What is expected:
Filter the lines below, copying only those with the string "this".
** START OF Material supplied **
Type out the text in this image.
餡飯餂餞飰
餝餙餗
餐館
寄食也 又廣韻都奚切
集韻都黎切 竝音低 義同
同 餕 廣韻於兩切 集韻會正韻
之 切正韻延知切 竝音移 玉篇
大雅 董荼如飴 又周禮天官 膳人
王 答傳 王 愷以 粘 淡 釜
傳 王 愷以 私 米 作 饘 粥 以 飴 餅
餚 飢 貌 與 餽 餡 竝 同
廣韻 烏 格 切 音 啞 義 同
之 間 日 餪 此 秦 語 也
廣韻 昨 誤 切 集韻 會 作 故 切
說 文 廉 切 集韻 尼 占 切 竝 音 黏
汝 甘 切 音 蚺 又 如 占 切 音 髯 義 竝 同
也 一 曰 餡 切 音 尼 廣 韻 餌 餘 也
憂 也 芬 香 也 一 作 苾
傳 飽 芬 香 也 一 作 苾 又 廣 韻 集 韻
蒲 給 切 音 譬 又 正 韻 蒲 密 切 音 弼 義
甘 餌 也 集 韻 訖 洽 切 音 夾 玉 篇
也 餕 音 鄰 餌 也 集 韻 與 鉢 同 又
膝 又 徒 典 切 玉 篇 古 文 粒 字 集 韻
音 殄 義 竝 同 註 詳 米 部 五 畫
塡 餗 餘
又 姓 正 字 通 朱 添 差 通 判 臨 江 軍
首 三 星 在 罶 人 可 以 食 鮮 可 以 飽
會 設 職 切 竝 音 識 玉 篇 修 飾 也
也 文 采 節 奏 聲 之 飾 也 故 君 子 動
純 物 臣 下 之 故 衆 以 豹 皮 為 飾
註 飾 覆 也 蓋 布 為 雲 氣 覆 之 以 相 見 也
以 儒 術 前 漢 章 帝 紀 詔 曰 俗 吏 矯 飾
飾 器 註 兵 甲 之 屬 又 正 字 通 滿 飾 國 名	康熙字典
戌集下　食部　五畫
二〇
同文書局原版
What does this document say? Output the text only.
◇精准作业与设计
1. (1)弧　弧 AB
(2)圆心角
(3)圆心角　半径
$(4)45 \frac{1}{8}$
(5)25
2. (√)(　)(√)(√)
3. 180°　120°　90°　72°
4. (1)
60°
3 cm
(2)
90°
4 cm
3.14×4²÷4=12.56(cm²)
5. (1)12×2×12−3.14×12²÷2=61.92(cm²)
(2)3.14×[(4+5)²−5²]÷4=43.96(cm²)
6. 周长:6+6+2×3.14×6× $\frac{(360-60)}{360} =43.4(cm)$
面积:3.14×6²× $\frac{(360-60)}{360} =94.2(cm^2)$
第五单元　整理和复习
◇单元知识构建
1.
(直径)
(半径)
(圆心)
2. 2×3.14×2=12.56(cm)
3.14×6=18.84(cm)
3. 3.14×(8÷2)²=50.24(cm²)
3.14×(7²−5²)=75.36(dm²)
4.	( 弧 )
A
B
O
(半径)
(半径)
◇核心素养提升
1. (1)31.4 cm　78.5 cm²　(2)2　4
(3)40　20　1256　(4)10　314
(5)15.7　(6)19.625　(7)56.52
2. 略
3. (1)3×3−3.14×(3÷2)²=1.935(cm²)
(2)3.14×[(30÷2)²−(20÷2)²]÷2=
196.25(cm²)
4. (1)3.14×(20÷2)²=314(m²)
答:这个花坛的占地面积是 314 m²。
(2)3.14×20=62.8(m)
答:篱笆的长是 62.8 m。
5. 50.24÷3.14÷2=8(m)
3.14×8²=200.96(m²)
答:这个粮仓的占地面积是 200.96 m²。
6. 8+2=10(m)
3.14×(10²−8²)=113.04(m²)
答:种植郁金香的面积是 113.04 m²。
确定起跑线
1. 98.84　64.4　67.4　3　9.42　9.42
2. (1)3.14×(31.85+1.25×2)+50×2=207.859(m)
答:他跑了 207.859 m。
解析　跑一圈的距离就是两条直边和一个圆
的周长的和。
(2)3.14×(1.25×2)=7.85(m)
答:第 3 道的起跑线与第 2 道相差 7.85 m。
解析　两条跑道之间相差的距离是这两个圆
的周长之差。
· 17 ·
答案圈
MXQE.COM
** END OF Material supplied **
Solution to the problem:
Type out the text in this image.
What does this document say? Output the text only.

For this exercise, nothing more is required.